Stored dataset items
+++

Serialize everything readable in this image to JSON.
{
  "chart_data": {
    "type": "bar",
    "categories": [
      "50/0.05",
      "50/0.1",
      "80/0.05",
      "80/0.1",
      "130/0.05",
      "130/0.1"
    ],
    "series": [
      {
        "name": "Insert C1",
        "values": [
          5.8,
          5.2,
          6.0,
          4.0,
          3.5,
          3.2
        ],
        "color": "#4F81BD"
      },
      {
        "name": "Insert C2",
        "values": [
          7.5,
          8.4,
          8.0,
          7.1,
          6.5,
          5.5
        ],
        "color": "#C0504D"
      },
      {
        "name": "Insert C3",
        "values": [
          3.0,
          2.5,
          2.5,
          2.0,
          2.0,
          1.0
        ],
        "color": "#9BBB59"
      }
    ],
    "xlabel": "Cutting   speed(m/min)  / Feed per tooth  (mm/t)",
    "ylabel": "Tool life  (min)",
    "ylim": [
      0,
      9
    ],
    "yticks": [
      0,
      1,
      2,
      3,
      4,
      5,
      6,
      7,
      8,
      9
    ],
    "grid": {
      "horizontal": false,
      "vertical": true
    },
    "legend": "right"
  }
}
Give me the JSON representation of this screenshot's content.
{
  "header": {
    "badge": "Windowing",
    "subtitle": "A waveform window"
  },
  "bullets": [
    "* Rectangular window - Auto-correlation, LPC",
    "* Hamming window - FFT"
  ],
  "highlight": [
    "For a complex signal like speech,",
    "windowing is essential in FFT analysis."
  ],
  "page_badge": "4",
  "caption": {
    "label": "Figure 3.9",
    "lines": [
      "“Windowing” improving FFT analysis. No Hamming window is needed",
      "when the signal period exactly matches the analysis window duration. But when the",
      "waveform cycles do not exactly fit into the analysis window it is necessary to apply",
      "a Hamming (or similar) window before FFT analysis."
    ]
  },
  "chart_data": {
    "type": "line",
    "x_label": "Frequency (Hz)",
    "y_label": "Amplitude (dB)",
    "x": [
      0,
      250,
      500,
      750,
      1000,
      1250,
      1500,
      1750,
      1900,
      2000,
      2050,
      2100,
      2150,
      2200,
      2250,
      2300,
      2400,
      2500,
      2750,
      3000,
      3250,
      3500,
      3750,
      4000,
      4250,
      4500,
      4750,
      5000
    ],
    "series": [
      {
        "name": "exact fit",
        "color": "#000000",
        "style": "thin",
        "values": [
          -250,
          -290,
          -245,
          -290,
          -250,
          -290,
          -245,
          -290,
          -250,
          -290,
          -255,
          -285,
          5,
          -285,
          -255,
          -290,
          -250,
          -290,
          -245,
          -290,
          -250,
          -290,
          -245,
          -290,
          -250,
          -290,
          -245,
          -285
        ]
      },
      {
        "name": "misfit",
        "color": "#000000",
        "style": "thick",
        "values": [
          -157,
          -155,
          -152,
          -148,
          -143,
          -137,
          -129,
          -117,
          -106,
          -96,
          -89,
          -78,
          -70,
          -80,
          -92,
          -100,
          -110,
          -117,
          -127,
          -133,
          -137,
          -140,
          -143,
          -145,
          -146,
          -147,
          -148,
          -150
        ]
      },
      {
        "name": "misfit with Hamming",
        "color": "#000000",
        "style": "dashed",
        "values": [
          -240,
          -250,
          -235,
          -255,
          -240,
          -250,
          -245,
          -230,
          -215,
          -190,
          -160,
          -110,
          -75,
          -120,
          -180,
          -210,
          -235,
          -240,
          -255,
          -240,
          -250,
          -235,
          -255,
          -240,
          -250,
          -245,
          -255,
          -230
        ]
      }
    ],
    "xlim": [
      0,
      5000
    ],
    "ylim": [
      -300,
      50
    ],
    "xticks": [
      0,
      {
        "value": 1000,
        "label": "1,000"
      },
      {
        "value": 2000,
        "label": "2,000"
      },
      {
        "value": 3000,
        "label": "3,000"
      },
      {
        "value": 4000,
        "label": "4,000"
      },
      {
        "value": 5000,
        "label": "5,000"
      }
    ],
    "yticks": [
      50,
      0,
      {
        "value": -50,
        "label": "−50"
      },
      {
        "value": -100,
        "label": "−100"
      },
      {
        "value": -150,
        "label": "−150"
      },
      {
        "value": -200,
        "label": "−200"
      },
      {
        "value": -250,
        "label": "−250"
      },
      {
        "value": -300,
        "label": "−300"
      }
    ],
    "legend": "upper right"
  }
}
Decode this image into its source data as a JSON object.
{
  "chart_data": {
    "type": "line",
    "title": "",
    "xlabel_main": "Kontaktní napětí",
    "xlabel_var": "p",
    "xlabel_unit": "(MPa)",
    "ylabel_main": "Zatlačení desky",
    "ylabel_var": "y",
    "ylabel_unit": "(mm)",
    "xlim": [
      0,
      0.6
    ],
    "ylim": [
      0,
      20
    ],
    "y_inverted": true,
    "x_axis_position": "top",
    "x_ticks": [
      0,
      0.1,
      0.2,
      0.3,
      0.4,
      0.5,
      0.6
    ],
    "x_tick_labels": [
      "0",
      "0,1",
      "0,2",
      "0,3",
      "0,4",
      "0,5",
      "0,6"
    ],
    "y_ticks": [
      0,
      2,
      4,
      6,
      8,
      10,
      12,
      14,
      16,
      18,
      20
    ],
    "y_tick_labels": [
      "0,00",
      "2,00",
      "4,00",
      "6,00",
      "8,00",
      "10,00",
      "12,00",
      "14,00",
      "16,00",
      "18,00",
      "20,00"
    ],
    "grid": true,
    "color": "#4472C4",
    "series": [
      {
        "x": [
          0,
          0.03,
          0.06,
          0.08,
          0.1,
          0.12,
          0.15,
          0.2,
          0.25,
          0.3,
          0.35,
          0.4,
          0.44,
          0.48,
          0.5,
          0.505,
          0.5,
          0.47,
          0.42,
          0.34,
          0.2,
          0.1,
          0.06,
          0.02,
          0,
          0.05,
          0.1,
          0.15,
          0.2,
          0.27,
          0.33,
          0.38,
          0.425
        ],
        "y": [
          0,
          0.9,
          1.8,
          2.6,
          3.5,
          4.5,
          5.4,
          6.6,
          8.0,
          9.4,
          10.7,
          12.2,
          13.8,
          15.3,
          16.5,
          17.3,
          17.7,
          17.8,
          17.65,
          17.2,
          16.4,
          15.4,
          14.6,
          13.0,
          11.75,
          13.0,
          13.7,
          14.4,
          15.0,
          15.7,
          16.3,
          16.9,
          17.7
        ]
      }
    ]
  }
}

+++

GOAL: Reproduce the listing shown above in its entirety, exactly.

WORKED ANSWER:
Serialize everything readable in this image to JSON.
{
  "chart_data": {
    "type": "bar",
    "categories": [
      "50/0.05",
      "50/0.1",
      "80/0.05",
      "80/0.1",
      "130/0.05",
      "130/0.1"
    ],
    "series": [
      {
        "name": "Insert C1",
        "values": [
          5.8,
          5.2,
          6.0,
          4.0,
          3.5,
          3.2
        ],
        "color": "#4F81BD"
      },
      {
        "name": "Insert C2",
        "values": [
          7.5,
          8.4,
          8.0,
          7.1,
          6.5,
          5.5
        ],
        "color": "#C0504D"
      },
      {
        "name": "Insert C3",
        "values": [
          3.0,
          2.5,
          2.5,
          2.0,
          2.0,
          1.0
        ],
        "color": "#9BBB59"
      }
    ],
    "xlabel": "Cutting   speed(m/min)  / Feed per tooth  (mm/t)",
    "ylabel": "Tool life  (min)",
    "ylim": [
      0,
      9
    ],
    "yticks": [
      0,
      1,
      2,
      3,
      4,
      5,
      6,
      7,
      8,
      9
    ],
    "grid": {
      "horizontal": false,
      "vertical": true
    },
    "legend": "right"
  }
}
Give me the JSON representation of this screenshot's content.
{
  "header": {
    "badge": "Windowing",
    "subtitle": "A waveform window"
  },
  "bullets": [
    "* Rectangular window - Auto-correlation, LPC",
    "* Hamming window - FFT"
  ],
  "highlight": [
    "For a complex signal like speech,",
    "windowing is essential in FFT analysis."
  ],
  "page_badge": "4",
  "caption": {
    "label": "Figure 3.9",
    "lines": [
      "“Windowing” improving FFT analysis. No Hamming window is needed",
      "when the signal period exactly matches the analysis window duration. But when the",
      "waveform cycles do not exactly fit into the analysis window it is necessary to apply",
      "a Hamming (or similar) window before FFT analysis."
    ]
  },
  "chart_data": {
    "type": "line",
    "x_label": "Frequency (Hz)",
    "y_label": "Amplitude (dB)",
    "x": [
      0,
      250,
      500,
      750,
      1000,
      1250,
      1500,
      1750,
      1900,
      2000,
      2050,
      2100,
      2150,
      2200,
      2250,
      2300,
      2400,
      2500,
      2750,
      3000,
      3250,
      3500,
      3750,
      4000,
      4250,
      4500,
      4750,
      5000
    ],
    "series": [
      {
        "name": "exact fit",
        "color": "#000000",
        "style": "thin",
        "values": [
          -250,
          -290,
          -245,
          -290,
          -250,
          -290,
          -245,
          -290,
          -250,
          -290,
          -255,
          -285,
          5,
          -285,
          -255,
          -290,
          -250,
          -290,
          -245,
          -290,
          -250,
          -290,
          -245,
          -290,
          -250,
          -290,
          -245,
          -285
        ]
      },
      {
        "name": "misfit",
        "color": "#000000",
        "style": "thick",
        "values": [
          -157,
          -155,
          -152,
          -148,
          -143,
          -137,
          -129,
          -117,
          -106,
          -96,
          -89,
          -78,
          -70,
          -80,
          -92,
          -100,
          -110,
          -117,
          -127,
          -133,
          -137,
          -140,
          -143,
          -145,
          -146,
          -147,
          -148,
          -150
        ]
      },
      {
        "name": "misfit with Hamming",
        "color": "#000000",
        "style": "dashed",
        "values": [
          -240,
          -250,
          -235,
          -255,
          -240,
          -250,
          -245,
          -230,
          -215,
          -190,
          -160,
          -110,
          -75,
          -120,
          -180,
          -210,
          -235,
          -240,
          -255,
          -240,
          -250,
          -235,
          -255,
          -240,
          -250,
          -245,
          -255,
          -230
        ]
      }
    ],
    "xlim": [
      0,
      5000
    ],
    "ylim": [
      -300,
      50
    ],
    "xticks": [
      0,
      {
        "value": 1000,
        "label": "1,000"
      },
      {
        "value": 2000,
        "label": "2,000"
      },
      {
        "value": 3000,
        "label": "3,000"
      },
      {
        "value": 4000,
        "label": "4,000"
      },
      {
        "value": 5000,
        "label": "5,000"
      }
    ],
    "yticks": [
      50,
      0,
      {
        "value": -50,
        "label": "−50"
      },
      {
        "value": -100,
        "label": "−100"
      },
      {
        "value": -150,
        "label": "−150"
      },
      {
        "value": -200,
        "label": "−200"
      },
      {
        "value": -250,
        "label": "−250"
      },
      {
        "value": -300,
        "label": "−300"
      }
    ],
    "legend": "upper right"
  }
}
Decode this image into its source data as a JSON object.
{
  "chart_data": {
    "type": "line",
    "title": "",
    "xlabel_main": "Kontaktní napětí",
    "xlabel_var": "p",
    "xlabel_unit": "(MPa)",
    "ylabel_main": "Zatlačení desky",
    "ylabel_var": "y",
    "ylabel_unit": "(mm)",
    "xlim": [
      0,
      0.6
    ],
    "ylim": [
      0,
      20
    ],
    "y_inverted": true,
    "x_axis_position": "top",
    "x_ticks": [
      0,
      0.1,
      0.2,
      0.3,
      0.4,
      0.5,
      0.6
    ],
    "x_tick_labels": [
      "0",
      "0,1",
      "0,2",
      "0,3",
      "0,4",
      "0,5",
      "0,6"
    ],
    "y_ticks": [
      0,
      2,
      4,
      6,
      8,
      10,
      12,
      14,
      16,
      18,
      20
    ],
    "y_tick_labels": [
      "0,00",
      "2,00",
      "4,00",
      "6,00",
      "8,00",
      "10,00",
      "12,00",
      "14,00",
      "16,00",
      "18,00",
      "20,00"
    ],
    "grid": true,
    "color": "#4472C4",
    "series": [
      {
        "x": [
          0,
          0.03,
          0.06,
          0.08,
          0.1,
          0.12,
          0.15,
          0.2,
          0.25,
          0.3,
          0.35,
          0.4,
          0.44,
          0.48,
          0.5,
          0.505,
          0.5,
          0.47,
          0.42,
          0.34,
          0.2,
          0.1,
          0.06,
          0.02,
          0,
          0.05,
          0.1,
          0.15,
          0.2,
          0.27,
          0.33,
          0.38,
          0.425
        ],
        "y": [
          0,
          0.9,
          1.8,
          2.6,
          3.5,
          4.5,
          5.4,
          6.6,
          8.0,
          9.4,
          10.7,
          12.2,
          13.8,
          15.3,
          16.5,
          17.3,
          17.7,
          17.8,
          17.65,
          17.2,
          16.4,
          15.4,
          14.6,
          13.0,
          11.75,
          13.0,
          13.7,
          14.4,
          15.0,
          15.7,
          16.3,
          16.9,
          17.7
        ]
      }
    ]
  }
}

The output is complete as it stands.